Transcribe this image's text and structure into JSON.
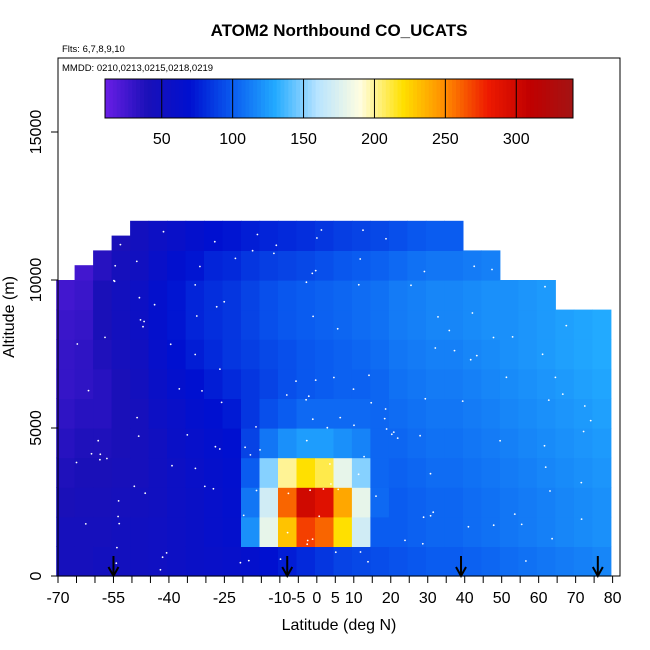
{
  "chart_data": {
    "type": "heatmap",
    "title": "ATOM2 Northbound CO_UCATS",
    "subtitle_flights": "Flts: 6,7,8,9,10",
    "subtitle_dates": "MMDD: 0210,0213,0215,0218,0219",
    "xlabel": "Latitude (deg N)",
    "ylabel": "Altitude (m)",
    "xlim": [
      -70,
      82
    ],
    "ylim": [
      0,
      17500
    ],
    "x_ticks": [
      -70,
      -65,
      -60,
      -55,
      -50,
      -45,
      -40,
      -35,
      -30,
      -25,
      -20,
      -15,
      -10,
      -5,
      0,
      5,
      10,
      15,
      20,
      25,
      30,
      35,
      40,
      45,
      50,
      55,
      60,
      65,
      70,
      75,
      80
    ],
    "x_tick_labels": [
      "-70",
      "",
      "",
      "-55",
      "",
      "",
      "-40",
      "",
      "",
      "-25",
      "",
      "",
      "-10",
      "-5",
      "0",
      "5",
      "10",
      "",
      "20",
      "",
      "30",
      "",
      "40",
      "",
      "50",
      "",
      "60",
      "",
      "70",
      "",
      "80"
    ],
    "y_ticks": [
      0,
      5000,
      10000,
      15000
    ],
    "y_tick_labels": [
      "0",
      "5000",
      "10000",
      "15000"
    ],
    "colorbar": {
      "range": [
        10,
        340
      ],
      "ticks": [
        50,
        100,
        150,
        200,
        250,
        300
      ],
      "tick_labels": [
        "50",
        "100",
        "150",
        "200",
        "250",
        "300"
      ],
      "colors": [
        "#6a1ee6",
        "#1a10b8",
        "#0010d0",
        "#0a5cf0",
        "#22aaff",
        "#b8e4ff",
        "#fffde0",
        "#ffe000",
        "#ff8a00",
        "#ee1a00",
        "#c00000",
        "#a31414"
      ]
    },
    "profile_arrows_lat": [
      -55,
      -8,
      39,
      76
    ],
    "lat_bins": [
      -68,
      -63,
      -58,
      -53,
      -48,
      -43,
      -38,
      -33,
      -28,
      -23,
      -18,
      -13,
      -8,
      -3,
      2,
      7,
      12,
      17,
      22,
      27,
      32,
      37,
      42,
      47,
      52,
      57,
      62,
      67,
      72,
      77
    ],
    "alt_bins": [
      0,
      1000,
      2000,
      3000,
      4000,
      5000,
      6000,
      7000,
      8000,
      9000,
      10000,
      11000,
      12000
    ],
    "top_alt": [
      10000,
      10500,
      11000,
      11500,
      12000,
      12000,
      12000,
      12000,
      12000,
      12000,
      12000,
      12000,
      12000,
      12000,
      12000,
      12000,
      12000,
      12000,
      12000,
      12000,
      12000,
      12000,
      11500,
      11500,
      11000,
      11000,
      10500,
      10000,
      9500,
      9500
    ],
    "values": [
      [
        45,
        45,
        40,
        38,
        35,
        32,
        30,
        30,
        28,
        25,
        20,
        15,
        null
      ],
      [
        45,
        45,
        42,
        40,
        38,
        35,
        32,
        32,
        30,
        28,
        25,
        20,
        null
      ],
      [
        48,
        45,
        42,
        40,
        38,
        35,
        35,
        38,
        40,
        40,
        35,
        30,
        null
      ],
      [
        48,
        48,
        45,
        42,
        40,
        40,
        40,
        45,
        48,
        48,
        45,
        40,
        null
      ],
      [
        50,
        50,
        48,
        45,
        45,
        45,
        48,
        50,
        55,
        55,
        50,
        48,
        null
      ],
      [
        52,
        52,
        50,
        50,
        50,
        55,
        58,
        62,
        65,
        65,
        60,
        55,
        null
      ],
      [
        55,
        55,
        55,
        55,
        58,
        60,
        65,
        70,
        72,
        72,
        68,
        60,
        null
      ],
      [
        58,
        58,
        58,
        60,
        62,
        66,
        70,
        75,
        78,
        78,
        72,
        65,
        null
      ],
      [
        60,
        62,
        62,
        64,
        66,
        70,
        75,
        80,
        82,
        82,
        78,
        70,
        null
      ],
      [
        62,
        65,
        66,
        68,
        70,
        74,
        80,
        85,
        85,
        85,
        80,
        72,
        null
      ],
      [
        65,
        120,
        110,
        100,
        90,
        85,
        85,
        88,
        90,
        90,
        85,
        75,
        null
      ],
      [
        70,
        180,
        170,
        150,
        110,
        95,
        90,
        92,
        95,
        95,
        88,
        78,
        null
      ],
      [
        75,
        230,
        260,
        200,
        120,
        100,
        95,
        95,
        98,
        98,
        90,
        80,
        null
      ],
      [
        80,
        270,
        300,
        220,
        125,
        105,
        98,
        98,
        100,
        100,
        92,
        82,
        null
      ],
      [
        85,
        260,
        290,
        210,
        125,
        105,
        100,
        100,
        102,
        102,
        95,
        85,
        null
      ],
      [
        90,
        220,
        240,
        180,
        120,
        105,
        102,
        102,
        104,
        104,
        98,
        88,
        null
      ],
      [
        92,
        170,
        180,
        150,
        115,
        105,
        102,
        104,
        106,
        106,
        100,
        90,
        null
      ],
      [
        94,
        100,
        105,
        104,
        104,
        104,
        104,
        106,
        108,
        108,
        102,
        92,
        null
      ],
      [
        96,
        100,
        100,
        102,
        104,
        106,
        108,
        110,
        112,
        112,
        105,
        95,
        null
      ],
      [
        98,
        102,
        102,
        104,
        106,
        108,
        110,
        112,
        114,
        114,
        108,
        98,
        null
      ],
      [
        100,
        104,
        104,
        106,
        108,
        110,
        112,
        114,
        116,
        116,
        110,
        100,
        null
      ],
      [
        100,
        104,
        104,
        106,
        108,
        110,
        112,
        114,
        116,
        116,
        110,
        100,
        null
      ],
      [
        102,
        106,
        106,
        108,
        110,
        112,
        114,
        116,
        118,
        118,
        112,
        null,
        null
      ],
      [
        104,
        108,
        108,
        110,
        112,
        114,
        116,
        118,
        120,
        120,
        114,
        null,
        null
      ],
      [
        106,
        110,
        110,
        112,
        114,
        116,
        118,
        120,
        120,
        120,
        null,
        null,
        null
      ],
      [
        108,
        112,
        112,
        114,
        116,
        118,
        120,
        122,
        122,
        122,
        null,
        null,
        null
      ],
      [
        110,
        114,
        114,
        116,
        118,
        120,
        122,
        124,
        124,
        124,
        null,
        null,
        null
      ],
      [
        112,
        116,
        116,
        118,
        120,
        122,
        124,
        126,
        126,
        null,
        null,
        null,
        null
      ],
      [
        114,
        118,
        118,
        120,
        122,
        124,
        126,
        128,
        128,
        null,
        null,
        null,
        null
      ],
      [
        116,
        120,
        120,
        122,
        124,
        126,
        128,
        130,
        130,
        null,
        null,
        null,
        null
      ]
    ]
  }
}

########################################

◆ **What the task requires**
Leave out the pictures and print each record exactly as it stands.

◆ **Written response**
Transcribe this image's text and structure into JSON.
{
  "chart_data": {
    "type": "heatmap",
    "title": "ATOM2 Northbound CO_UCATS",
    "subtitle_flights": "Flts: 6,7,8,9,10",
    "subtitle_dates": "MMDD: 0210,0213,0215,0218,0219",
    "xlabel": "Latitude (deg N)",
    "ylabel": "Altitude (m)",
    "xlim": [
      -70,
      82
    ],
    "ylim": [
      0,
      17500
    ],
    "x_ticks": [
      -70,
      -65,
      -60,
      -55,
      -50,
      -45,
      -40,
      -35,
      -30,
      -25,
      -20,
      -15,
      -10,
      -5,
      0,
      5,
      10,
      15,
      20,
      25,
      30,
      35,
      40,
      45,
      50,
      55,
      60,
      65,
      70,
      75,
      80
    ],
    "x_tick_labels": [
      "-70",
      "",
      "",
      "-55",
      "",
      "",
      "-40",
      "",
      "",
      "-25",
      "",
      "",
      "-10",
      "-5",
      "0",
      "5",
      "10",
      "",
      "20",
      "",
      "30",
      "",
      "40",
      "",
      "50",
      "",
      "60",
      "",
      "70",
      "",
      "80"
    ],
    "y_ticks": [
      0,
      5000,
      10000,
      15000
    ],
    "y_tick_labels": [
      "0",
      "5000",
      "10000",
      "15000"
    ],
    "colorbar": {
      "range": [
        10,
        340
      ],
      "ticks": [
        50,
        100,
        150,
        200,
        250,
        300
      ],
      "tick_labels": [
        "50",
        "100",
        "150",
        "200",
        "250",
        "300"
      ],
      "colors": [
        "#6a1ee6",
        "#1a10b8",
        "#0010d0",
        "#0a5cf0",
        "#22aaff",
        "#b8e4ff",
        "#fffde0",
        "#ffe000",
        "#ff8a00",
        "#ee1a00",
        "#c00000",
        "#a31414"
      ]
    },
    "profile_arrows_lat": [
      -55,
      -8,
      39,
      76
    ],
    "lat_bins": [
      -68,
      -63,
      -58,
      -53,
      -48,
      -43,
      -38,
      -33,
      -28,
      -23,
      -18,
      -13,
      -8,
      -3,
      2,
      7,
      12,
      17,
      22,
      27,
      32,
      37,
      42,
      47,
      52,
      57,
      62,
      67,
      72,
      77
    ],
    "alt_bins": [
      0,
      1000,
      2000,
      3000,
      4000,
      5000,
      6000,
      7000,
      8000,
      9000,
      10000,
      11000,
      12000
    ],
    "top_alt": [
      10000,
      10500,
      11000,
      11500,
      12000,
      12000,
      12000,
      12000,
      12000,
      12000,
      12000,
      12000,
      12000,
      12000,
      12000,
      12000,
      12000,
      12000,
      12000,
      12000,
      12000,
      12000,
      11500,
      11500,
      11000,
      11000,
      10500,
      10000,
      9500,
      9500
    ],
    "values": [
      [
        45,
        45,
        40,
        38,
        35,
        32,
        30,
        30,
        28,
        25,
        20,
        15,
        null
      ],
      [
        45,
        45,
        42,
        40,
        38,
        35,
        32,
        32,
        30,
        28,
        25,
        20,
        null
      ],
      [
        48,
        45,
        42,
        40,
        38,
        35,
        35,
        38,
        40,
        40,
        35,
        30,
        null
      ],
      [
        48,
        48,
        45,
        42,
        40,
        40,
        40,
        45,
        48,
        48,
        45,
        40,
        null
      ],
      [
        50,
        50,
        48,
        45,
        45,
        45,
        48,
        50,
        55,
        55,
        50,
        48,
        null
      ],
      [
        52,
        52,
        50,
        50,
        50,
        55,
        58,
        62,
        65,
        65,
        60,
        55,
        null
      ],
      [
        55,
        55,
        55,
        55,
        58,
        60,
        65,
        70,
        72,
        72,
        68,
        60,
        null
      ],
      [
        58,
        58,
        58,
        60,
        62,
        66,
        70,
        75,
        78,
        78,
        72,
        65,
        null
      ],
      [
        60,
        62,
        62,
        64,
        66,
        70,
        75,
        80,
        82,
        82,
        78,
        70,
        null
      ],
      [
        62,
        65,
        66,
        68,
        70,
        74,
        80,
        85,
        85,
        85,
        80,
        72,
        null
      ],
      [
        65,
        120,
        110,
        100,
        90,
        85,
        85,
        88,
        90,
        90,
        85,
        75,
        null
      ],
      [
        70,
        180,
        170,
        150,
        110,
        95,
        90,
        92,
        95,
        95,
        88,
        78,
        null
      ],
      [
        75,
        230,
        260,
        200,
        120,
        100,
        95,
        95,
        98,
        98,
        90,
        80,
        null
      ],
      [
        80,
        270,
        300,
        220,
        125,
        105,
        98,
        98,
        100,
        100,
        92,
        82,
        null
      ],
      [
        85,
        260,
        290,
        210,
        125,
        105,
        100,
        100,
        102,
        102,
        95,
        85,
        null
      ],
      [
        90,
        220,
        240,
        180,
        120,
        105,
        102,
        102,
        104,
        104,
        98,
        88,
        null
      ],
      [
        92,
        170,
        180,
        150,
        115,
        105,
        102,
        104,
        106,
        106,
        100,
        90,
        null
      ],
      [
        94,
        100,
        105,
        104,
        104,
        104,
        104,
        106,
        108,
        108,
        102,
        92,
        null
      ],
      [
        96,
        100,
        100,
        102,
        104,
        106,
        108,
        110,
        112,
        112,
        105,
        95,
        null
      ],
      [
        98,
        102,
        102,
        104,
        106,
        108,
        110,
        112,
        114,
        114,
        108,
        98,
        null
      ],
      [
        100,
        104,
        104,
        106,
        108,
        110,
        112,
        114,
        116,
        116,
        110,
        100,
        null
      ],
      [
        100,
        104,
        104,
        106,
        108,
        110,
        112,
        114,
        116,
        116,
        110,
        100,
        null
      ],
      [
        102,
        106,
        106,
        108,
        110,
        112,
        114,
        116,
        118,
        118,
        112,
        null,
        null
      ],
      [
        104,
        108,
        108,
        110,
        112,
        114,
        116,
        118,
        120,
        120,
        114,
        null,
        null
      ],
      [
        106,
        110,
        110,
        112,
        114,
        116,
        118,
        120,
        120,
        120,
        null,
        null,
        null
      ],
      [
        108,
        112,
        112,
        114,
        116,
        118,
        120,
        122,
        122,
        122,
        null,
        null,
        null
      ],
      [
        110,
        114,
        114,
        116,
        118,
        120,
        122,
        124,
        124,
        124,
        null,
        null,
        null
      ],
      [
        112,
        116,
        116,
        118,
        120,
        122,
        124,
        126,
        126,
        null,
        null,
        null,
        null
      ],
      [
        114,
        118,
        118,
        120,
        122,
        124,
        126,
        128,
        128,
        null,
        null,
        null,
        null
      ],
      [
        116,
        120,
        120,
        122,
        124,
        126,
        128,
        130,
        130,
        null,
        null,
        null,
        null
      ]
    ]
  }
}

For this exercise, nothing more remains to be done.